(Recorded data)
--- start ---

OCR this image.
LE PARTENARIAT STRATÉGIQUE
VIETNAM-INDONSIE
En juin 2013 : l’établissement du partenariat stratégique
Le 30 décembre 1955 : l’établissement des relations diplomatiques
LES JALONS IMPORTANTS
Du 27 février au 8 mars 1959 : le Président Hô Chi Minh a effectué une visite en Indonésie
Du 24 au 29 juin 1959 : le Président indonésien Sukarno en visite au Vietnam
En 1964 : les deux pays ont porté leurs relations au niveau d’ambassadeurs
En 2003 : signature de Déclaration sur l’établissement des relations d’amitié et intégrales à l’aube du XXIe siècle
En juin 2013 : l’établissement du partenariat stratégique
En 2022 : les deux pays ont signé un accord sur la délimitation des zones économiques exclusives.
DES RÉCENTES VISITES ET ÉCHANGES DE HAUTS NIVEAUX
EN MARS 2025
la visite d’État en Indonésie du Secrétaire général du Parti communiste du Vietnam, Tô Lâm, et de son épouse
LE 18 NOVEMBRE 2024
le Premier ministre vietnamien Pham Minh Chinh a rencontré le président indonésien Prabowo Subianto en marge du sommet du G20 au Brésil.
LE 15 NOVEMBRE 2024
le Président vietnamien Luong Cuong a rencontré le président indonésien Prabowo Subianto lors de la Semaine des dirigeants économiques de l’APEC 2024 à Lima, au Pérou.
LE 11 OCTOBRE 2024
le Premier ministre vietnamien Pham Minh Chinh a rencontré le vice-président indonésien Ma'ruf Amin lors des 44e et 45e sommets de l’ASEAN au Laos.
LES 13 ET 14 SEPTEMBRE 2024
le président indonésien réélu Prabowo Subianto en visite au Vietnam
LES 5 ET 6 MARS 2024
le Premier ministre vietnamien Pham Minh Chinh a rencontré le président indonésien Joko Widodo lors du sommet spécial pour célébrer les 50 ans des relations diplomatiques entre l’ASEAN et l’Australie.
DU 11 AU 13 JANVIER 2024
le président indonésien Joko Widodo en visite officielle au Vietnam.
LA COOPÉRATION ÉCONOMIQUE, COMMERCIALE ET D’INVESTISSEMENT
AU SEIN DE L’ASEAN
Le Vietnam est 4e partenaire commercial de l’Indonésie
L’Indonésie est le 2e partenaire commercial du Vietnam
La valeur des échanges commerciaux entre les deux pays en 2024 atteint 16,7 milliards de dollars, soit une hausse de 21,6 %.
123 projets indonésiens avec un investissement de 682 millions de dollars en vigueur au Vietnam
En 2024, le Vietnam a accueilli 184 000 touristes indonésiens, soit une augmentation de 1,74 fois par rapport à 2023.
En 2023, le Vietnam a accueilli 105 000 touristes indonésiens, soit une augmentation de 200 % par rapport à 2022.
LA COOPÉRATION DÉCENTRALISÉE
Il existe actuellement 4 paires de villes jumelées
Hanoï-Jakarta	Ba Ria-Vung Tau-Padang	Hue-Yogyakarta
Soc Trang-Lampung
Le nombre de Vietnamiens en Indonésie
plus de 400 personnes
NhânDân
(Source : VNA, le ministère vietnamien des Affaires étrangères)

--- end ---

*Job:* Select all lines with the word "augmentation" from the entries above.

*Expected answer:*
En 2024, le Vietnam a accueilli 184 000 touristes indonésiens, soit une augmentation de 1,74 fois par rapport à 2023.
En 2023, le Vietnam a accueilli 105 000 touristes indonésiens, soit une augmentation de 200 % par rapport à 2022.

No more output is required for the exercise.